++++ RECORDS SHOWN

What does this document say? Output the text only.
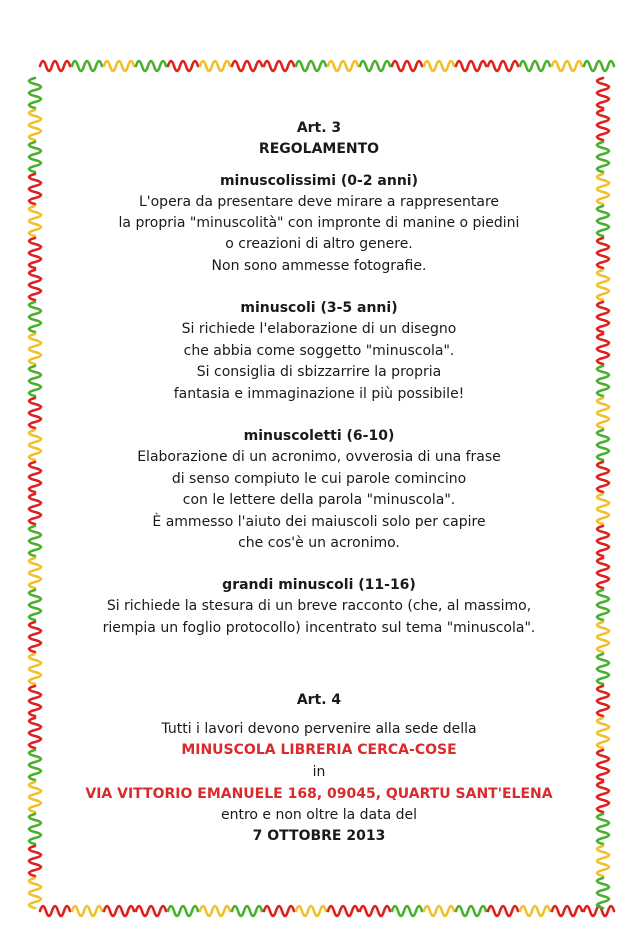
Art. 3
REGOLAMENTO
minuscolissimi (0-2 anni)
L'opera da presentare deve mirare a rappresentare
la propria "minuscolità" con impronte di manine o piedini
o creazioni di altro genere.
Non sono ammesse fotografie.
minuscoli (3-5 anni)
Si richiede l'elaborazione di un disegno
che abbia come soggetto "minuscola".
Si consiglia di sbizzarrire la propria
fantasia e immaginazione il più possibile!
minuscoletti (6-10)
Elaborazione di un acronimo, ovverosia di una frase
di senso compiuto le cui parole comincino
con le lettere della parola "minuscola".
È ammesso l'aiuto dei maiuscoli solo per capire
che cos'è un acronimo.
grandi minuscoli (11-16)
Si richiede la stesura di un breve racconto (che, al massimo,
riempia un foglio protocollo) incentrato sul tema "minuscola".
Art. 4
Tutti i lavori devono pervenire alla sede della
MINUSCOLA LIBRERIA CERCA-COSE
in
VIA VITTORIO EMANUELE 168, 09045, QUARTU SANT'ELENA
entro e non oltre la data del
7 OTTOBRE 2013
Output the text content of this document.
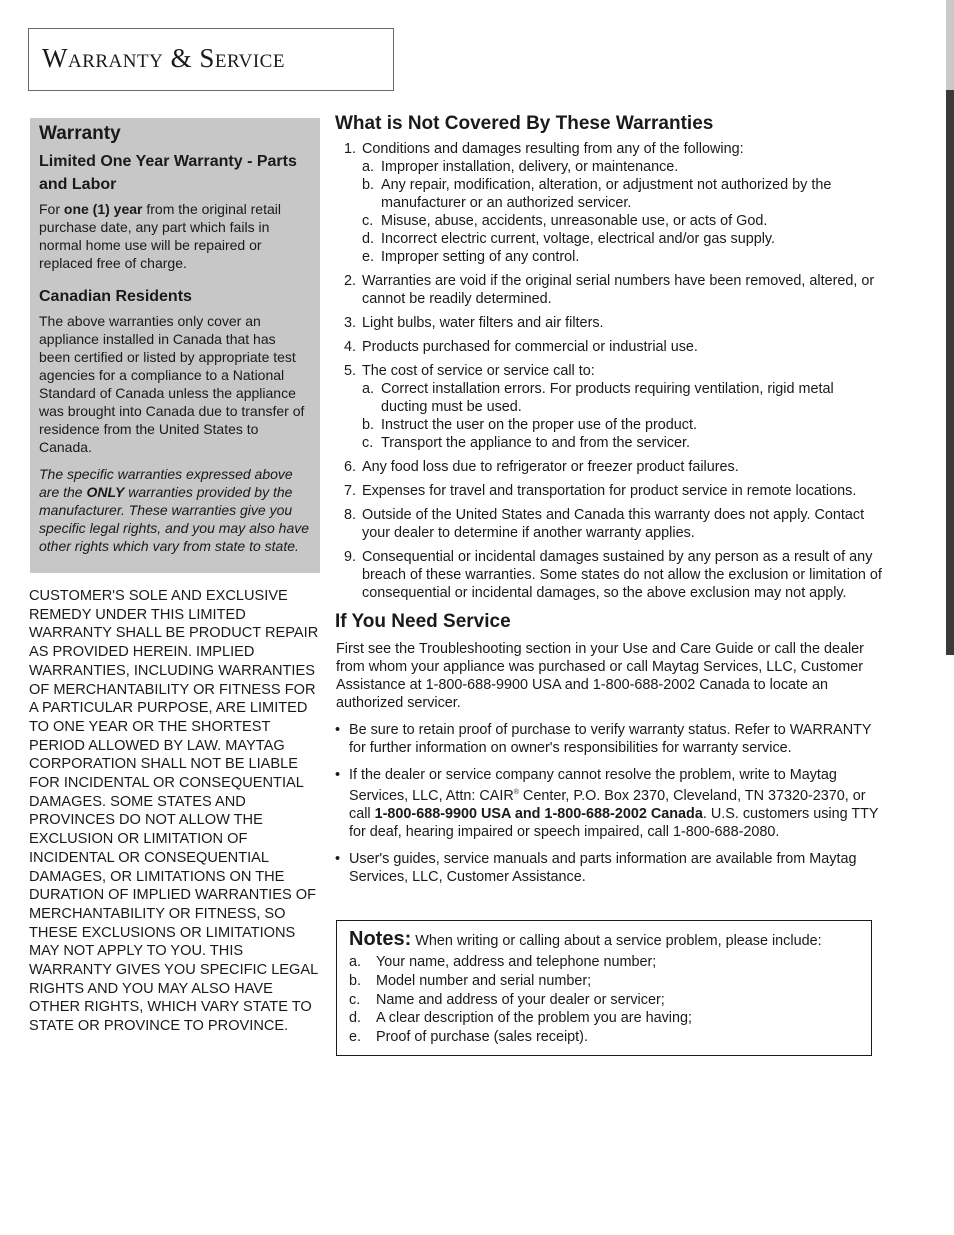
Warranty & Service
Warranty
Limited One Year Warranty - Parts and Labor

For one (1) year from the original retail purchase date, any part which fails in normal home use will be repaired or replaced free of charge.

Canadian Residents

The above warranties only cover an appliance installed in Canada that has been certified or listed by appropriate test agencies for a compliance to a National Standard of Canada unless the appliance was brought into Canada due to transfer of residence from the United States to Canada.

The specific warranties expressed above are the ONLY warranties provided by the manufacturer. These warranties give you specific legal rights, and you may also have other rights which vary from state to state.

CUSTOMER'S SOLE AND EXCLUSIVE REMEDY UNDER THIS LIMITED WARRANTY SHALL BE PRODUCT REPAIR AS PROVIDED HEREIN. IMPLIED WARRANTIES, INCLUDING WARRANTIES OF MERCHANTABILITY OR FITNESS FOR A PARTICULAR PURPOSE, ARE LIMITED TO ONE YEAR OR THE SHORTEST PERIOD ALLOWED BY LAW. MAYTAG CORPORATION SHALL NOT BE LIABLE FOR INCIDENTAL OR CONSEQUENTIAL DAMAGES. SOME STATES AND PROVINCES DO NOT ALLOW THE EXCLUSION OR LIMITATION OF INCIDENTAL OR CONSEQUENTIAL DAMAGES, OR LIMITATIONS ON THE DURATION OF IMPLIED WARRANTIES OF MERCHANTABILITY OR FITNESS, SO THESE EXCLUSIONS OR LIMITATIONS MAY NOT APPLY TO YOU. THIS WARRANTY GIVES YOU SPECIFIC LEGAL RIGHTS AND YOU MAY ALSO HAVE OTHER RIGHTS, WHICH VARY STATE TO STATE OR PROVINCE TO PROVINCE.
What is Not Covered By These Warranties
1. Conditions and damages resulting from any of the following:
a. Improper installation, delivery, or maintenance.
b. Any repair, modification, alteration, or adjustment not authorized by the manufacturer or an authorized servicer.
c. Misuse, abuse, accidents, unreasonable use, or acts of God.
d. Incorrect electric current, voltage, electrical and/or gas supply.
e. Improper setting of any control.
2. Warranties are void if the original serial numbers have been removed, altered, or cannot be readily determined.
3. Light bulbs, water filters and air filters.
4. Products purchased for commercial or industrial use.
5. The cost of service or service call to:
a. Correct installation errors. For products requiring ventilation, rigid metal ducting must be used.
b. Instruct the user on the proper use of the product.
c. Transport the appliance to and from the servicer.
6. Any food loss due to refrigerator or freezer product failures.
7. Expenses for travel and transportation for product service in remote locations.
8. Outside of the United States and Canada this warranty does not apply. Contact your dealer to determine if another warranty applies.
9. Consequential or incidental damages sustained by any person as a result of any breach of these warranties. Some states do not allow the exclusion or limitation of consequential or incidental damages, so the above exclusion may not apply.
If You Need Service
First see the Troubleshooting section in your Use and Care Guide or call the dealer from whom your appliance was purchased or call Maytag Services, LLC, Customer Assistance at 1-800-688-9900 USA and 1-800-688-2002 Canada to locate an authorized servicer.
• Be sure to retain proof of purchase to verify warranty status. Refer to WARRANTY for further information on owner's responsibilities for warranty service.
• If the dealer or service company cannot resolve the problem, write to Maytag Services, LLC, Attn: CAIR® Center, P.O. Box 2370, Cleveland, TN 37320-2370, or call 1-800-688-9900 USA and 1-800-688-2002 Canada. U.S. customers using TTY for deaf, hearing impaired or speech impaired, call 1-800-688-2080.
• User's guides, service manuals and parts information are available from Maytag Services, LLC, Customer Assistance.
Notes: When writing or calling about a service problem, please include:
a.	Your name, address and telephone number;
b.	Model number and serial number;
c.	Name and address of your dealer or servicer;
d.	A clear description of the problem you are having;
e.	Proof of purchase (sales receipt).
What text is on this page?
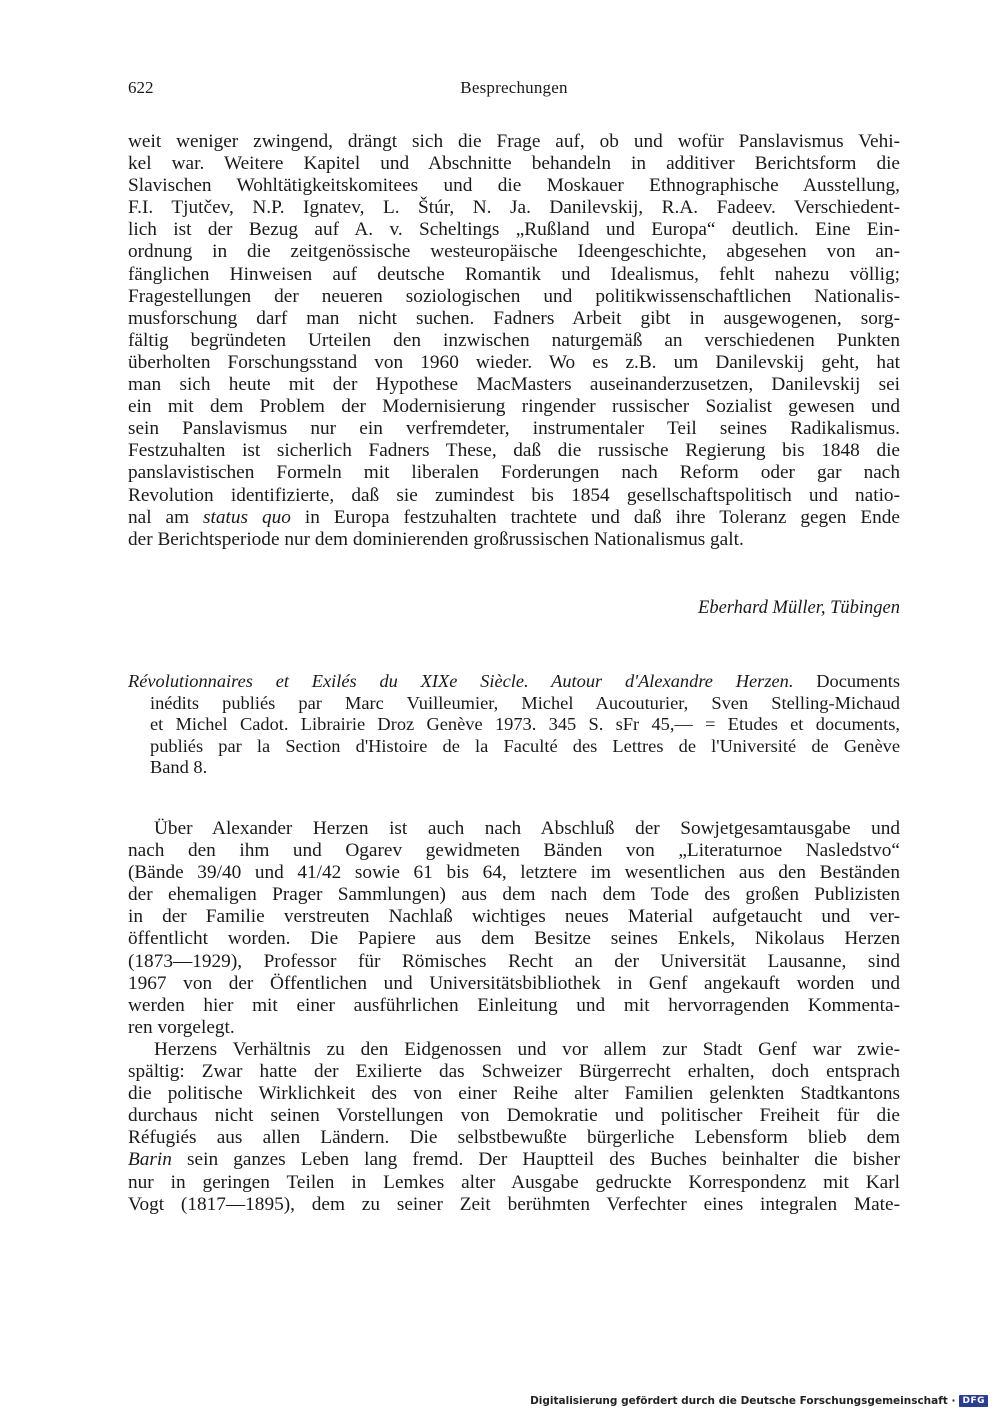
622	Besprechungen
weit weniger zwingend, drängt sich die Frage auf, ob und wofür Panslavismus Vehi-
kel war. Weitere Kapitel und Abschnitte behandeln in additiver Berichtsform die
Slavischen Wohltätigkeitskomitees und die Moskauer Ethnographische Ausstellung,
F.I. Tjutčev, N.P. Ignatev, L. Štúr, N. Ja. Danilevskij, R.A. Fadeev. Verschiedent-
lich ist der Bezug auf A. v. Scheltings „Rußland und Europa“ deutlich. Eine Ein-
ordnung in die zeitgenössische westeuropäische Ideengeschichte, abgesehen von an-
fänglichen Hinweisen auf deutsche Romantik und Idealismus, fehlt nahezu völlig;
Fragestellungen der neueren soziologischen und politikwissenschaftlichen Nationalis-
musforschung darf man nicht suchen. Fadners Arbeit gibt in ausgewogenen, sorg-
fältig begründeten Urteilen den inzwischen naturgemäß an verschiedenen Punkten
überholten Forschungsstand von 1960 wieder. Wo es z.B. um Danilevskij geht, hat
man sich heute mit der Hypothese MacMasters auseinanderzusetzen, Danilevskij sei
ein mit dem Problem der Modernisierung ringender russischer Sozialist gewesen und
sein Panslavismus nur ein verfremdeter, instrumentaler Teil seines Radikalismus.
Festzuhalten ist sicherlich Fadners These, daß die russische Regierung bis 1848 die
panslavistischen Formeln mit liberalen Forderungen nach Reform oder gar nach
Revolution identifizierte, daß sie zumindest bis 1854 gesellschaftspolitisch und natio-
nal am status quo in Europa festzuhalten trachtete und daß ihre Toleranz gegen Ende
der Berichtsperiode nur dem dominierenden großrussischen Nationalismus galt.
Eberhard Müller, Tübingen
Révolutionnaires et Exilés du XIXe Siècle. Autour d'Alexandre Herzen. Documents
inédits publiés par Marc Vuilleumier, Michel Aucouturier, Sven Stelling-Michaud
et Michel Cadot. Librairie Droz Genève 1973. 345 S. sFr 45,— = Etudes et documents,
publiés par la Section d'Histoire de la Faculté des Lettres de l'Université de Genève
Band 8.
Über Alexander Herzen ist auch nach Abschluß der Sowjetgesamtausgabe und
nach den ihm und Ogarev gewidmeten Bänden von „Literaturnoe Nasledstvo“
(Bände 39/40 und 41/42 sowie 61 bis 64, letztere im wesentlichen aus den Beständen
der ehemaligen Prager Sammlungen) aus dem nach dem Tode des großen Publizisten
in der Familie verstreuten Nachlaß wichtiges neues Material aufgetaucht und ver-
öffentlicht worden. Die Papiere aus dem Besitze seines Enkels, Nikolaus Herzen
(1873—1929), Professor für Römisches Recht an der Universität Lausanne, sind
1967 von der Öffentlichen und Universitätsbibliothek in Genf angekauft worden und
werden hier mit einer ausführlichen Einleitung und mit hervorragenden Kommenta-
ren vorgelegt.
Herzens Verhältnis zu den Eidgenossen und vor allem zur Stadt Genf war zwie-
spältig: Zwar hatte der Exilierte das Schweizer Bürgerrecht erhalten, doch entsprach
die politische Wirklichkeit des von einer Reihe alter Familien gelenkten Stadtkantons
durchaus nicht seinen Vorstellungen von Demokratie und politischer Freiheit für die
Réfugiés aus allen Ländern. Die selbstbewußte bürgerliche Lebensform blieb dem
Barin sein ganzes Leben lang fremd. Der Hauptteil des Buches beinhalter die bisher
nur in geringen Teilen in Lemkes alter Ausgabe gedruckte Korrespondenz mit Karl
Vogt (1817—1895), dem zu seiner Zeit berühmten Verfechter eines integralen Mate-
Digitalisierung gefördert durch die Deutsche Forschungsgemeinschaft · DFG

++++++++

EXERCISE BRIEF:
Extract from the data every line where "nicht" shows up.

EXERCISE RESPONSE:
musforschung darf man nicht suchen. Fadners Arbeit gibt in ausgewogenen, sorg-
durchaus nicht seinen Vorstellungen von Demokratie und politischer Freiheit für die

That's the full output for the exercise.